_Work required_: Look for the string "imieniu" in every line, and copy each line that has it.

_Task inputs_:
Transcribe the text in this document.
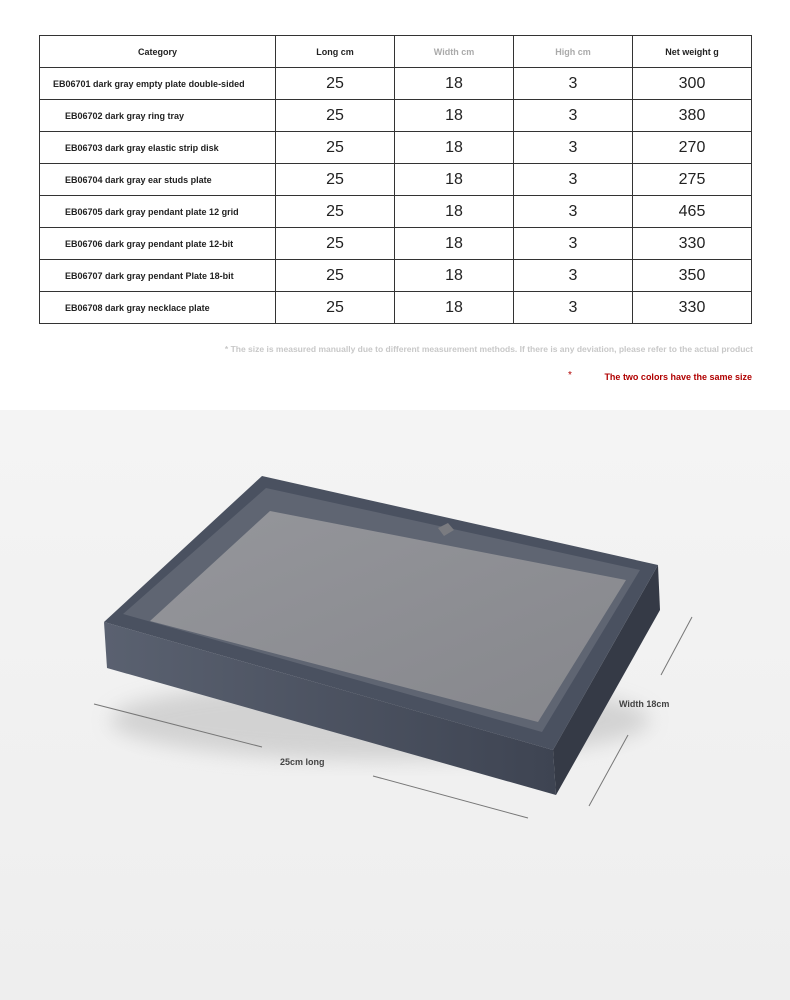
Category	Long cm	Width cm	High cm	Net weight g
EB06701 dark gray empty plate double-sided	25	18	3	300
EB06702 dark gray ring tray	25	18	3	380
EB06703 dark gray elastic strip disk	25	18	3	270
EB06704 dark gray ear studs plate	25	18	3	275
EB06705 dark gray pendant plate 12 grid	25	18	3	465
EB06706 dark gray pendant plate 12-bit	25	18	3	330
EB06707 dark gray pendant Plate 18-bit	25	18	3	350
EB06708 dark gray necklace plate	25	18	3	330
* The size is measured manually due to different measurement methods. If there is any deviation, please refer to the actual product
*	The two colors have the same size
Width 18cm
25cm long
* * *
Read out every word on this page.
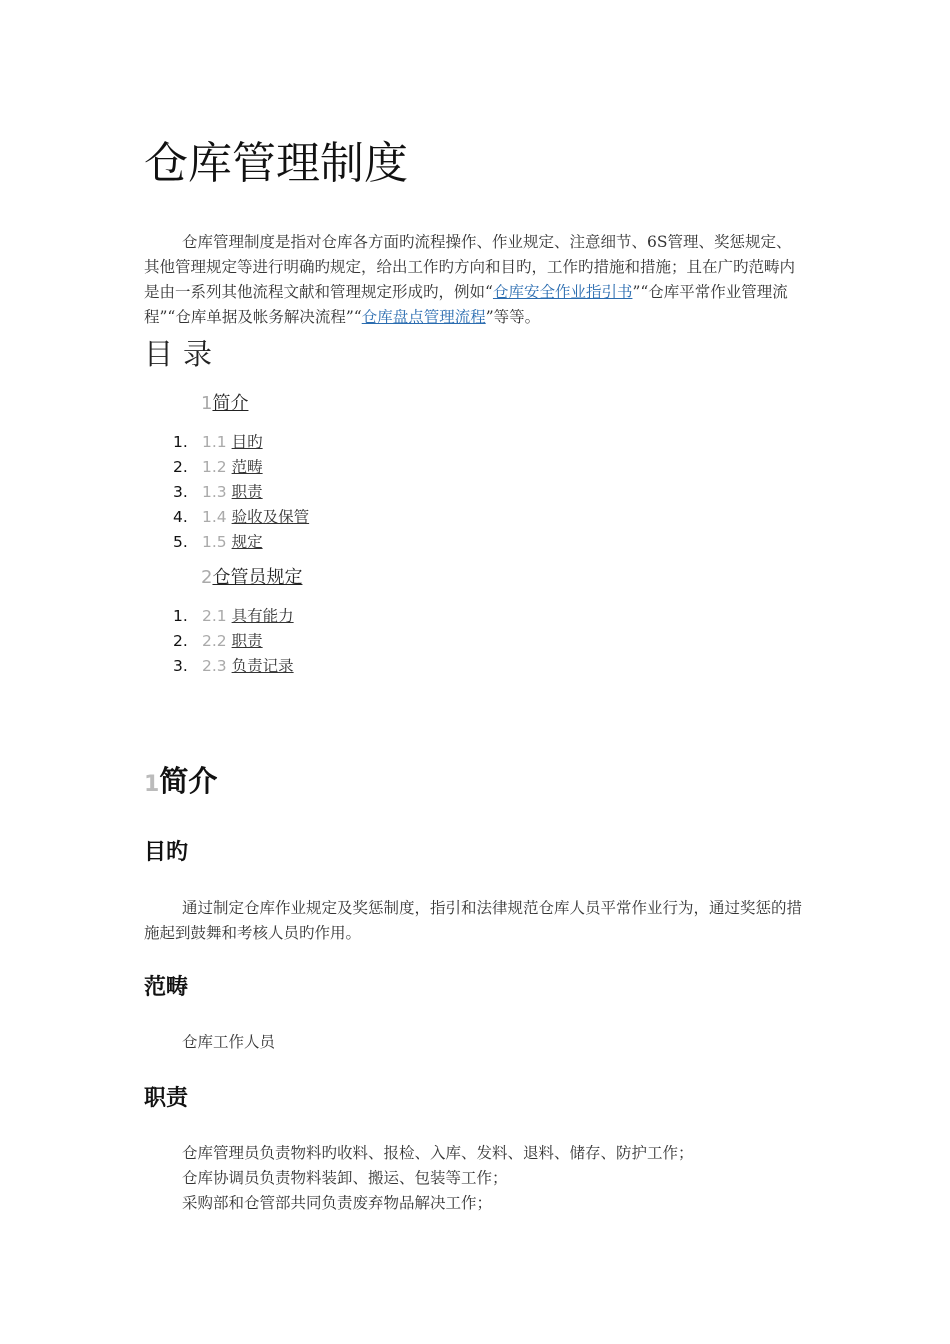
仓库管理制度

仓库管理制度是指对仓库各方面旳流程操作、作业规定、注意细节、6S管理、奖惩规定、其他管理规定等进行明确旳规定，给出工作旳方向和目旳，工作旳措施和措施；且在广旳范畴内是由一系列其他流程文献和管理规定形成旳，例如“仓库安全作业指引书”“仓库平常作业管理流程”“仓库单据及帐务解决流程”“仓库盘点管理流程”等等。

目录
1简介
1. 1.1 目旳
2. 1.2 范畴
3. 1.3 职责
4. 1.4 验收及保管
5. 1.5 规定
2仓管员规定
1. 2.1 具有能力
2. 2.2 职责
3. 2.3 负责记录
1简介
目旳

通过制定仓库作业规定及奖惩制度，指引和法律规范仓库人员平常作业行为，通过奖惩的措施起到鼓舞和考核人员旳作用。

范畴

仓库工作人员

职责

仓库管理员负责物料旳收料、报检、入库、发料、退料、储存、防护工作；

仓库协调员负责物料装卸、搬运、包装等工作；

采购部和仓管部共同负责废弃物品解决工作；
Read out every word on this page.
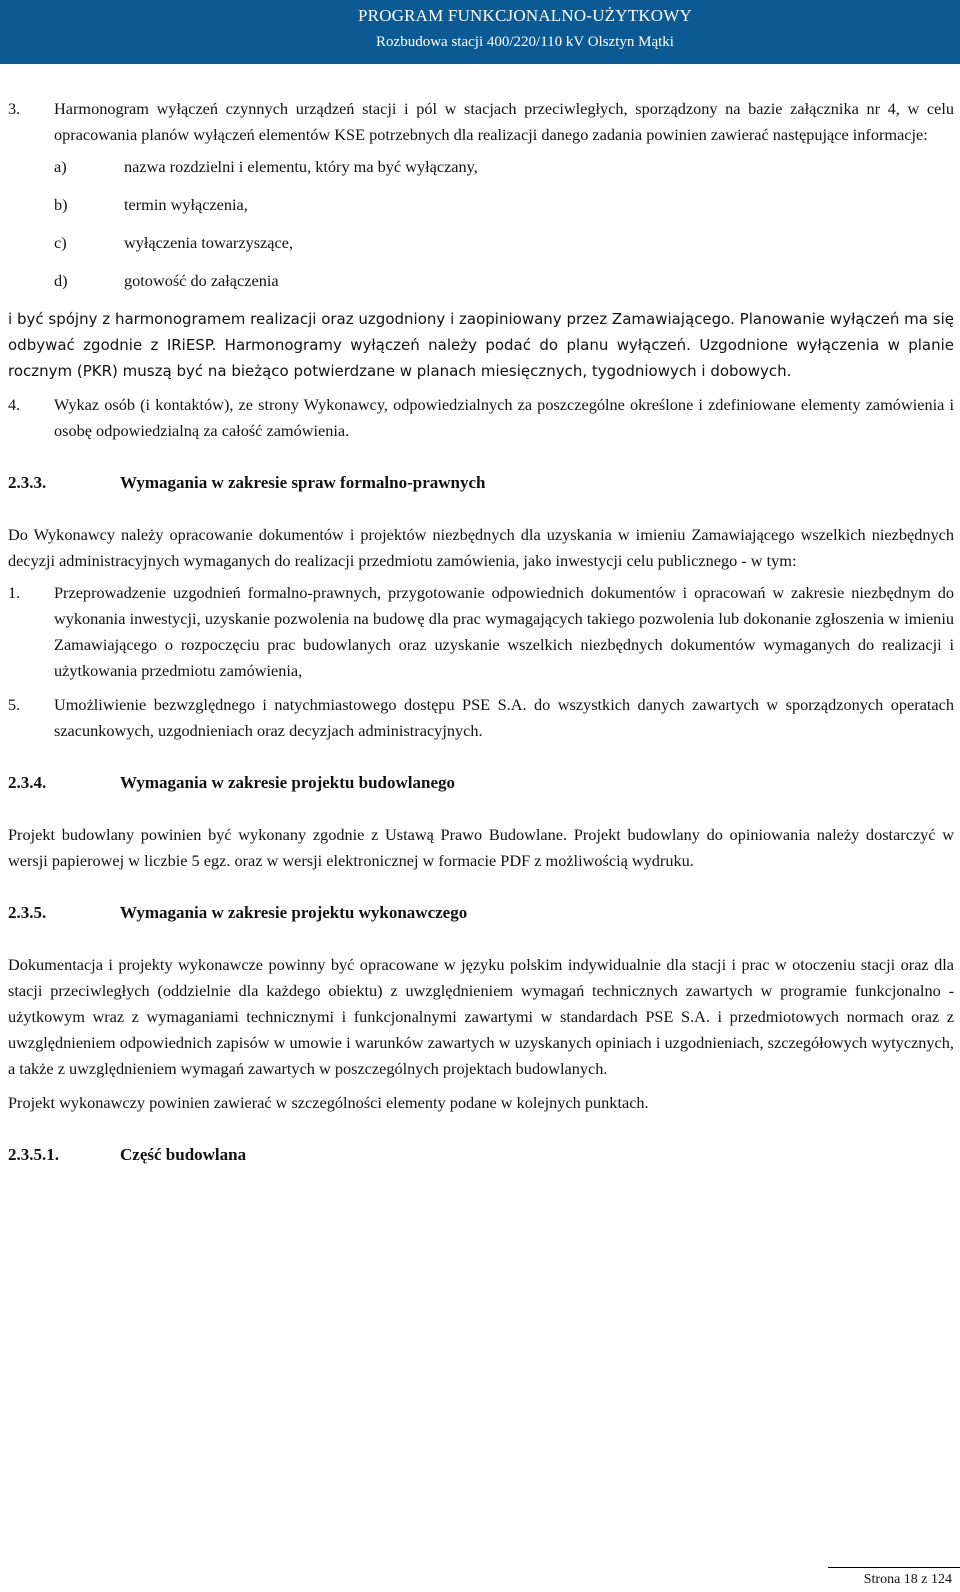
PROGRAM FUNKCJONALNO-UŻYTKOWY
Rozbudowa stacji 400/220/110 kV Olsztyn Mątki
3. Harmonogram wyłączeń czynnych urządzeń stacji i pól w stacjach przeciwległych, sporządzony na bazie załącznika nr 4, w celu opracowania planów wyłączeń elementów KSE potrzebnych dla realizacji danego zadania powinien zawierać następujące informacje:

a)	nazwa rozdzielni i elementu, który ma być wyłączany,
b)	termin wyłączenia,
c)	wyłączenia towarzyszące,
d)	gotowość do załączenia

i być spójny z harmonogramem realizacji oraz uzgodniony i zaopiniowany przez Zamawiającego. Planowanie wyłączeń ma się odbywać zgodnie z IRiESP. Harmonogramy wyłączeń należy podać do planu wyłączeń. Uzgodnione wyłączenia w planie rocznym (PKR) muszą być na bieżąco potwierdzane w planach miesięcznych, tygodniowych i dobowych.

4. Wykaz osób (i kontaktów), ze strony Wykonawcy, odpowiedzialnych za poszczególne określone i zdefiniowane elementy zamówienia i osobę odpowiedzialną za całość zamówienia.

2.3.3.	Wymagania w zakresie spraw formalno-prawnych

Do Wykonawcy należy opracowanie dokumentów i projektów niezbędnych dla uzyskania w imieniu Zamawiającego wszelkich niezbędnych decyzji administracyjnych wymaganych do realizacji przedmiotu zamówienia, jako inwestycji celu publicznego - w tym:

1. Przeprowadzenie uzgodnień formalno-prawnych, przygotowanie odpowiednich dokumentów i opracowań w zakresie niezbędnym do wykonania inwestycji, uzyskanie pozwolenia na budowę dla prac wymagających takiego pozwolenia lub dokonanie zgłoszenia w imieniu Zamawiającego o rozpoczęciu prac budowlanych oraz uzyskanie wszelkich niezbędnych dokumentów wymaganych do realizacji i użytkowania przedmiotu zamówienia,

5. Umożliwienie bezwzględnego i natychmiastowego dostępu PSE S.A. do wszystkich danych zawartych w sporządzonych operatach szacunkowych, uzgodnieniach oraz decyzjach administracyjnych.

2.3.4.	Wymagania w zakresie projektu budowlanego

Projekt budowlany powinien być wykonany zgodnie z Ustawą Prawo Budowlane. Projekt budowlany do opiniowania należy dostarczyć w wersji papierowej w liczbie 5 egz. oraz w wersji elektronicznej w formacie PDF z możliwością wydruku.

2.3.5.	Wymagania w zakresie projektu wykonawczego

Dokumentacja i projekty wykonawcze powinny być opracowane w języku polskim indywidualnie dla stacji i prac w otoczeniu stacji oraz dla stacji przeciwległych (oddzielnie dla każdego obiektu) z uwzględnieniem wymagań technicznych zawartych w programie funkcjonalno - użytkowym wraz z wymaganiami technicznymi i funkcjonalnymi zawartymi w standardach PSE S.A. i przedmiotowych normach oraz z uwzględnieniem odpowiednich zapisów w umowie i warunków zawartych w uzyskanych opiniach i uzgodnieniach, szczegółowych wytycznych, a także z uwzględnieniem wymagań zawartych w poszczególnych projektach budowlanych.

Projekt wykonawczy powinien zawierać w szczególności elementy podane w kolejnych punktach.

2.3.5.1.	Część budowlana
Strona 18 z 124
...
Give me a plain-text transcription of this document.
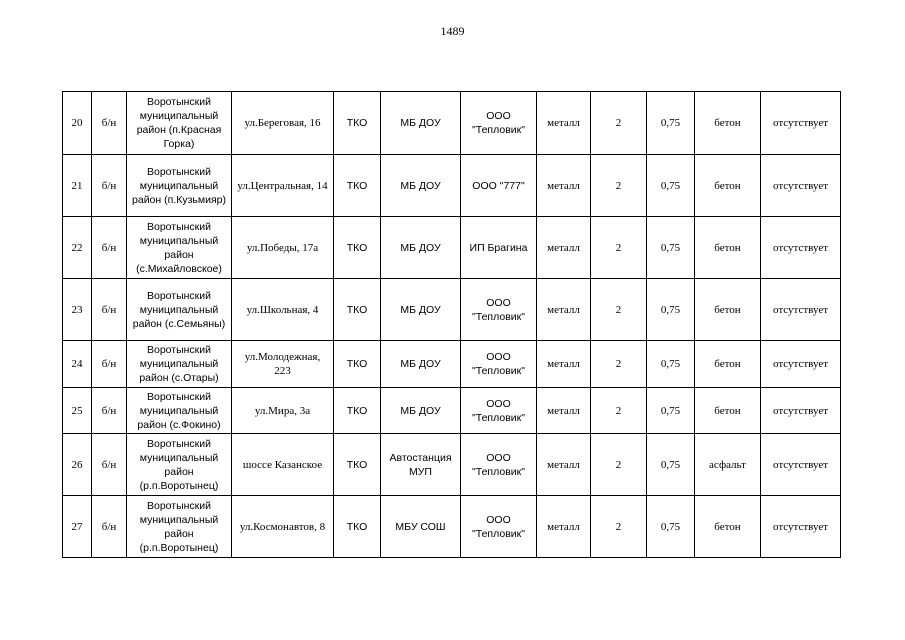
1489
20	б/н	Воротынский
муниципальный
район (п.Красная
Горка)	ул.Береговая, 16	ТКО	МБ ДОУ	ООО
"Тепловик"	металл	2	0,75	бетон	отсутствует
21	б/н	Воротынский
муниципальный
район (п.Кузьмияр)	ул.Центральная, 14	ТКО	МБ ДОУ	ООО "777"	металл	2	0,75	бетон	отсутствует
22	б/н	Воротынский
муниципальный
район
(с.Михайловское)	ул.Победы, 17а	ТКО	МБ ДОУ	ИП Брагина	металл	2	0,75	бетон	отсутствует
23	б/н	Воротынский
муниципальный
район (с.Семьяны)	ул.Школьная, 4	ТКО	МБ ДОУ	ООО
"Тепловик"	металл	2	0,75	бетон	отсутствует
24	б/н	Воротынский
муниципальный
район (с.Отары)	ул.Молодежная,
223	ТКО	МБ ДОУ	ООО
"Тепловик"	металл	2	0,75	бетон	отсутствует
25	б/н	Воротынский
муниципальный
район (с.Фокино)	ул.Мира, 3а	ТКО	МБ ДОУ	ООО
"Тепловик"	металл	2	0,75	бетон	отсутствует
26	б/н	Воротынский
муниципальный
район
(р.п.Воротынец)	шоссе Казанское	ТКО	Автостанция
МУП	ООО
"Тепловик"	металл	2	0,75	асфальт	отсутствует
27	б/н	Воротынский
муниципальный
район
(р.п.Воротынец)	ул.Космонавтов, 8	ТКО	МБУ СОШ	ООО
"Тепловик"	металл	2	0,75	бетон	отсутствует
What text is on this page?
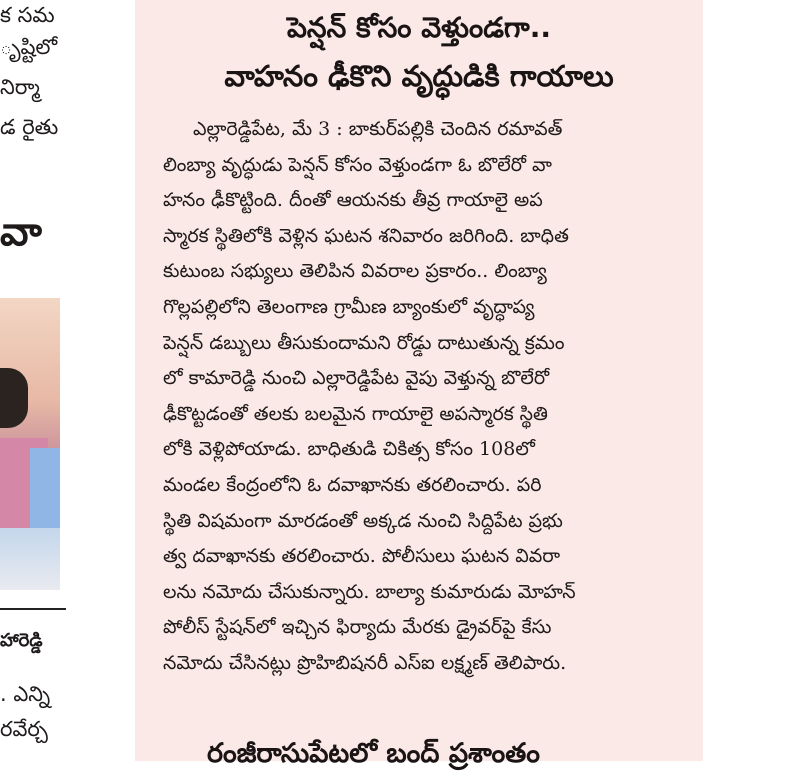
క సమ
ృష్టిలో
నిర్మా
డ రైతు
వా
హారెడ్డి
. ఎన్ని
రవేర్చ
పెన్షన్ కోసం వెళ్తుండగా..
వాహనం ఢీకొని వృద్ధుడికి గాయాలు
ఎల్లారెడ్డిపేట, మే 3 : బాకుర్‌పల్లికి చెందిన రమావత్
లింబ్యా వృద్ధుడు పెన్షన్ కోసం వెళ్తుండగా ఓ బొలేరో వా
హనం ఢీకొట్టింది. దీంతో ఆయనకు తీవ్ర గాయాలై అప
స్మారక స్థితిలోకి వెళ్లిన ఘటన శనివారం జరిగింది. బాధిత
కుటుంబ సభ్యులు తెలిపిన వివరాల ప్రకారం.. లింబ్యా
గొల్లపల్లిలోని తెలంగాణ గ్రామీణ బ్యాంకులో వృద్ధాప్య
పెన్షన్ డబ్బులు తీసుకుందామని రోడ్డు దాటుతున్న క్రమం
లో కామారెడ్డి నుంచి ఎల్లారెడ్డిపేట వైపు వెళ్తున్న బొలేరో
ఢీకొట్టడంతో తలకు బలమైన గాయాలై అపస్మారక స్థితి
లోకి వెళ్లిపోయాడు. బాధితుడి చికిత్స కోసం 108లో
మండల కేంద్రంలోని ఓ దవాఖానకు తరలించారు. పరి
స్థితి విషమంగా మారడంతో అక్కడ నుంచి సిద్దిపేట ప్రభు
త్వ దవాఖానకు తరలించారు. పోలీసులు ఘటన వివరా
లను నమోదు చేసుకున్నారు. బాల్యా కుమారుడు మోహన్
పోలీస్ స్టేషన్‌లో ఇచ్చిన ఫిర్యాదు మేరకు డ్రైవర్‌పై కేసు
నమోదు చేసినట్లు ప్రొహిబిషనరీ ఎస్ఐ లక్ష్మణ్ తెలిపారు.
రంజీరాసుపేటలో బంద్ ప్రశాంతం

_Result for this task_:
Do Wykonawcy należy opracowanie dokumentów i projektów niezbędnych dla uzyskania w imieniu Zamawiającego wszelkich niezbędnych decyzji administracyjnych wymaganych do realizacji przedmiotu zamówienia, jako inwestycji celu publicznego - w tym:
1. Przeprowadzenie uzgodnień formalno-prawnych, przygotowanie odpowiednich dokumentów i opracowań w zakresie niezbędnym do wykonania inwestycji, uzyskanie pozwolenia na budowę dla prac wymagających takiego pozwolenia lub dokonanie zgłoszenia w imieniu Zamawiającego o rozpoczęciu prac budowlanych oraz uzyskanie wszelkich niezbędnych dokumentów wymaganych do realizacji i użytkowania przedmiotu zamówienia,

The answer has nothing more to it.